→ The data
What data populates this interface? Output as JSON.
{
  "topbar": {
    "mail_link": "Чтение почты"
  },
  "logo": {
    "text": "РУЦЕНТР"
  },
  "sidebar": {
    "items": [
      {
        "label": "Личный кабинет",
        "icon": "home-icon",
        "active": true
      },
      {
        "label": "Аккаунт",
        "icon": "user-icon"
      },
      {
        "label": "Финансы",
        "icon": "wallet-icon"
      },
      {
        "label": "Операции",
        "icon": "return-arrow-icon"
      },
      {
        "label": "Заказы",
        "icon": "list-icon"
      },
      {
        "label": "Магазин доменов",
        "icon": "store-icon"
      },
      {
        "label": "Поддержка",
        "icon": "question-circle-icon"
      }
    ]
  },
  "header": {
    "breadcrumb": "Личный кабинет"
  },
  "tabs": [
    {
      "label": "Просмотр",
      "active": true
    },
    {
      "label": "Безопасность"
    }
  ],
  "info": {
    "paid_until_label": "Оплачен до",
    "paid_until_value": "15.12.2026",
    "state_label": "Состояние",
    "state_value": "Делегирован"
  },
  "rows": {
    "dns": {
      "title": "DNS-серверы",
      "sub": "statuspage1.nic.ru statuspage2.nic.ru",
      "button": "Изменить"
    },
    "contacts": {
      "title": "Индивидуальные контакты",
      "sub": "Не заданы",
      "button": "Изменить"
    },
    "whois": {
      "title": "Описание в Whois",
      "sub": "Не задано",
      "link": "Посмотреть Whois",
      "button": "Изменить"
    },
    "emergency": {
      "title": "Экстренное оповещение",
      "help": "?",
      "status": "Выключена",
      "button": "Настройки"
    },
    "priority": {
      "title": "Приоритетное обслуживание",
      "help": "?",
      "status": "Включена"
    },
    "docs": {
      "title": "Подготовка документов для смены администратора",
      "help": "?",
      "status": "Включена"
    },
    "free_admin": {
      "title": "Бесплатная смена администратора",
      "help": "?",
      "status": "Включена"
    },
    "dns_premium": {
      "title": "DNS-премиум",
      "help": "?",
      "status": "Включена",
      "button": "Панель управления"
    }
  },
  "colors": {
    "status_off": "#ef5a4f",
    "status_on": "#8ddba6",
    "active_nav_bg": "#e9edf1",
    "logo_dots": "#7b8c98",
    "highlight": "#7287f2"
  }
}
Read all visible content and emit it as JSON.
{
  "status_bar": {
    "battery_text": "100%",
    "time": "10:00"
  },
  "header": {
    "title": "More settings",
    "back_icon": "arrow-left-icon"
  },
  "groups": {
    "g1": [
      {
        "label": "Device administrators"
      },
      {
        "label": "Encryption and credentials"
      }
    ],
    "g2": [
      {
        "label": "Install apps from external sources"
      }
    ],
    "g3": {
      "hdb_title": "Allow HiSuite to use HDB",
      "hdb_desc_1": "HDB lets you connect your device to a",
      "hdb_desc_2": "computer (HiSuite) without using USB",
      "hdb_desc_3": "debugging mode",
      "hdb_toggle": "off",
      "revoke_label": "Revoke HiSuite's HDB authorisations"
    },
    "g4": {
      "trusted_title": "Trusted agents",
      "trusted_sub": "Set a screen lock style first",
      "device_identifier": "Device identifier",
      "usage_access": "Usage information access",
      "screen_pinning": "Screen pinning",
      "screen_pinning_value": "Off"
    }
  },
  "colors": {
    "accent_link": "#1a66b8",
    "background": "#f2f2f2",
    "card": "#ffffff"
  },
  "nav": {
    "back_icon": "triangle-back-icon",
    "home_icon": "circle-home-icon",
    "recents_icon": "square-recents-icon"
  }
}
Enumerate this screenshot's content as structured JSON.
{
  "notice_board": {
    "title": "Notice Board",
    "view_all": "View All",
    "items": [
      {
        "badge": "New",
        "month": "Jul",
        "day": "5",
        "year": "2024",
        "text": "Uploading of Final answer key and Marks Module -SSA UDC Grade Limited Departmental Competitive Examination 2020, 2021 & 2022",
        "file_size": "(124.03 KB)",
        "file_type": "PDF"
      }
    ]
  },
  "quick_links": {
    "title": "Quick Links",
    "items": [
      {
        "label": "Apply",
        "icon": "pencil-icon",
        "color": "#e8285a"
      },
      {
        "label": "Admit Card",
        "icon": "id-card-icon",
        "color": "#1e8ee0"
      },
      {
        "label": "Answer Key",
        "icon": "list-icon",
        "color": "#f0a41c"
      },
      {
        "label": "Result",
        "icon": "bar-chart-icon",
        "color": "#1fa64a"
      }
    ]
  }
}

→ Your instructions
Using the records above, copy each line that contains "кабинет".

→ Result
        "label": "Личный кабинет",
    "breadcrumb": "Личный кабинет"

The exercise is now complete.